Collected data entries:
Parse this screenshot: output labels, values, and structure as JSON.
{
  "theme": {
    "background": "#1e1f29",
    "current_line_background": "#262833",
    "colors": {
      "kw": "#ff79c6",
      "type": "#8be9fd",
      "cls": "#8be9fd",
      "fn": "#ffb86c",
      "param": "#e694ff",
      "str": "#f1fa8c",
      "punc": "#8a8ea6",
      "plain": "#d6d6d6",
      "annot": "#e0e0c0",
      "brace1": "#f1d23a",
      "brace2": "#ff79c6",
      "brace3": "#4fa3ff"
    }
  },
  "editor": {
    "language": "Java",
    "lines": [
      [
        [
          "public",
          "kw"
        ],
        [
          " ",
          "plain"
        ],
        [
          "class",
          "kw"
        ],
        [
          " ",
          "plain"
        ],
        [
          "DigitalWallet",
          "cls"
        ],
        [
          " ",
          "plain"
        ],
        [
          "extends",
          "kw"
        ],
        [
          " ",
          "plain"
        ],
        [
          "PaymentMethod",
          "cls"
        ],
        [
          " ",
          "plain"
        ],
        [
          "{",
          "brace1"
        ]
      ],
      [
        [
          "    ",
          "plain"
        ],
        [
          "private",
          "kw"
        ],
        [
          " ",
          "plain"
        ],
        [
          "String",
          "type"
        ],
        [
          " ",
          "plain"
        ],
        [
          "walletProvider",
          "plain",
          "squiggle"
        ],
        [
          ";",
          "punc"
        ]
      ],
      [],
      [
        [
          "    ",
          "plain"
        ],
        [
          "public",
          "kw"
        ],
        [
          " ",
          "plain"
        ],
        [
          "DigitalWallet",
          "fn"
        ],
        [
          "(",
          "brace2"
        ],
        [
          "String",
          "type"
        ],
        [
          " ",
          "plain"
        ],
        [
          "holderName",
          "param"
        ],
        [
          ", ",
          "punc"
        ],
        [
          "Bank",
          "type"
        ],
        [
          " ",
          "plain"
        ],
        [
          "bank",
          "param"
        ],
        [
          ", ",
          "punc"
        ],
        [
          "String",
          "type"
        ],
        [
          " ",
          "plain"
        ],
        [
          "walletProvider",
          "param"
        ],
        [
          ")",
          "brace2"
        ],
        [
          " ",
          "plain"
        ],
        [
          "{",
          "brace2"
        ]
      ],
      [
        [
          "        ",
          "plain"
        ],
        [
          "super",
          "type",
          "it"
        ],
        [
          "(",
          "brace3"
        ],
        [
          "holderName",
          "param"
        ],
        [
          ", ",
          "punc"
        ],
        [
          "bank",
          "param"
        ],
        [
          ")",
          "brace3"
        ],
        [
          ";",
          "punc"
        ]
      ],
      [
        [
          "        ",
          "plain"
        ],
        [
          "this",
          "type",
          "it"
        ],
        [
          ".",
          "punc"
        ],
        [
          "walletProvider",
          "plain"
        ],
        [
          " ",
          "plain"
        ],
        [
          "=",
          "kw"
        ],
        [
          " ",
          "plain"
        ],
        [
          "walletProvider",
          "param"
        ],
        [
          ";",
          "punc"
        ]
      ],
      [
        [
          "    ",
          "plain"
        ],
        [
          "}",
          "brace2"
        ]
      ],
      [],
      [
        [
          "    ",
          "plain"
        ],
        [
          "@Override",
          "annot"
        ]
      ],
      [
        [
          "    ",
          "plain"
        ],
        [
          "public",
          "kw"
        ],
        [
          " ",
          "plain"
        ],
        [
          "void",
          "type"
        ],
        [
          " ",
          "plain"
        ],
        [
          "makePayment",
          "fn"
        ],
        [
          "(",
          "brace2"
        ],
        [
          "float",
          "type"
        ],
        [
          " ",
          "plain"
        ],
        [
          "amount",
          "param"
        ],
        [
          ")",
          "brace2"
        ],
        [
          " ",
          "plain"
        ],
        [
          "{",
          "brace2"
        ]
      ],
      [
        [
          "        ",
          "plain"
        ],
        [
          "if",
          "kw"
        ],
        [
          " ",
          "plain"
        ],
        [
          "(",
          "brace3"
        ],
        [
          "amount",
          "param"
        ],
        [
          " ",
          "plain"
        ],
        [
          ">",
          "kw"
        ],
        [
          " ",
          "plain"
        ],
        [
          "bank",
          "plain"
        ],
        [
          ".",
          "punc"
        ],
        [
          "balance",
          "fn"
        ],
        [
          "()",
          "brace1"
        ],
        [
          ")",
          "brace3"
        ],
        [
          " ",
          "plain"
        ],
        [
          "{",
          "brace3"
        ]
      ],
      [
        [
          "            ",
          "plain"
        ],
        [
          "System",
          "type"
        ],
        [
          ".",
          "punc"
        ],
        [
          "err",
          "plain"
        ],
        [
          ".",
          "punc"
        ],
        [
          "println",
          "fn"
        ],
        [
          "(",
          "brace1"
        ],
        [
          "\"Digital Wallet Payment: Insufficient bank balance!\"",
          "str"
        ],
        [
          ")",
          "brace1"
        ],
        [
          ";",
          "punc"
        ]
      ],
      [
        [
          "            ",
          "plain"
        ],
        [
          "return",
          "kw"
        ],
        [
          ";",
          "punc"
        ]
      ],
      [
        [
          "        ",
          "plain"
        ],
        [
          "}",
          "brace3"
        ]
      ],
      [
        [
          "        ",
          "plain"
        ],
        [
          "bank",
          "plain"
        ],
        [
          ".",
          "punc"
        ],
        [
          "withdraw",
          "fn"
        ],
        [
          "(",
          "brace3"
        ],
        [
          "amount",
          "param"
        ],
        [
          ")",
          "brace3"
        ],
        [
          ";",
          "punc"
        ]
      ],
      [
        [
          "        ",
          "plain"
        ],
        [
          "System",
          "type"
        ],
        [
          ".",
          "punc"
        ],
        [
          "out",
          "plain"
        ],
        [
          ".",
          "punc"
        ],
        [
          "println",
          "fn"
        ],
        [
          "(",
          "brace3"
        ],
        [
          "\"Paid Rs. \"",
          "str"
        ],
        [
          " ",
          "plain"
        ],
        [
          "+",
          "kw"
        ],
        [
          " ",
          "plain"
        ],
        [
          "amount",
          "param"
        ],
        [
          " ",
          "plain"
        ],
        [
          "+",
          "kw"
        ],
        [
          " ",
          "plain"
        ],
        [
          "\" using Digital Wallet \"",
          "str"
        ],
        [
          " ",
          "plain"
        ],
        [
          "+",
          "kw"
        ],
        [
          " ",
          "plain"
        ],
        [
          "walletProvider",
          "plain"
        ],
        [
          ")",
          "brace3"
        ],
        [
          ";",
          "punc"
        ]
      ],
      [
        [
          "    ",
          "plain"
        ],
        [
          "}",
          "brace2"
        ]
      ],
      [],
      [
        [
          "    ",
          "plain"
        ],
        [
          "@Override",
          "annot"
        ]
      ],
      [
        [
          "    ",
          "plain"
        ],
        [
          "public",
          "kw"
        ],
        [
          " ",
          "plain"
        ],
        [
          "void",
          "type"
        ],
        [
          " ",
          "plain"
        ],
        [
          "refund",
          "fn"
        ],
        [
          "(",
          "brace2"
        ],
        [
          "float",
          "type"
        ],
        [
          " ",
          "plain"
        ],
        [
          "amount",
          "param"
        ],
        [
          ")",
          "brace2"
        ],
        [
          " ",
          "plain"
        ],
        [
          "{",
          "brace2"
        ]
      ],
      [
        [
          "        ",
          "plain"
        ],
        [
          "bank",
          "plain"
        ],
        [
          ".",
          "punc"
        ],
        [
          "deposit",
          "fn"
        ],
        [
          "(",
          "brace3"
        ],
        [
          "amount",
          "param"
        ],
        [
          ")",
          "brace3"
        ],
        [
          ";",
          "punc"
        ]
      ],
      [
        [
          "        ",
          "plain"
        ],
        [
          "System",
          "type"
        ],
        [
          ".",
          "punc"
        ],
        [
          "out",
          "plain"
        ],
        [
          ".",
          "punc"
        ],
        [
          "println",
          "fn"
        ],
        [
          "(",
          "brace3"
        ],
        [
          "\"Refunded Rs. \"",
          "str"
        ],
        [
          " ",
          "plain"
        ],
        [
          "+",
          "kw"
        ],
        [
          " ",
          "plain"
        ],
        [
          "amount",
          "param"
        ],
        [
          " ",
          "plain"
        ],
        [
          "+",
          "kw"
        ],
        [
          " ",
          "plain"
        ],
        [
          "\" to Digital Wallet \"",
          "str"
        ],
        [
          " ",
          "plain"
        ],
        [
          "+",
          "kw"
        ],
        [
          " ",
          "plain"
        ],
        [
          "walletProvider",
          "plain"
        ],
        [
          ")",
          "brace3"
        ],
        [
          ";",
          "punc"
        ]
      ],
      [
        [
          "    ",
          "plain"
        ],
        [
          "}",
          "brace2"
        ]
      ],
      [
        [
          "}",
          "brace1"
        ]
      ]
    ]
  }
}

**DIRECTION**
Copy out each line of the material that holds the word "balance".

**RESPONSE TO THE TASK**
          "balance",
          "\"Digital Wallet Payment: Insufficient bank balance!\"",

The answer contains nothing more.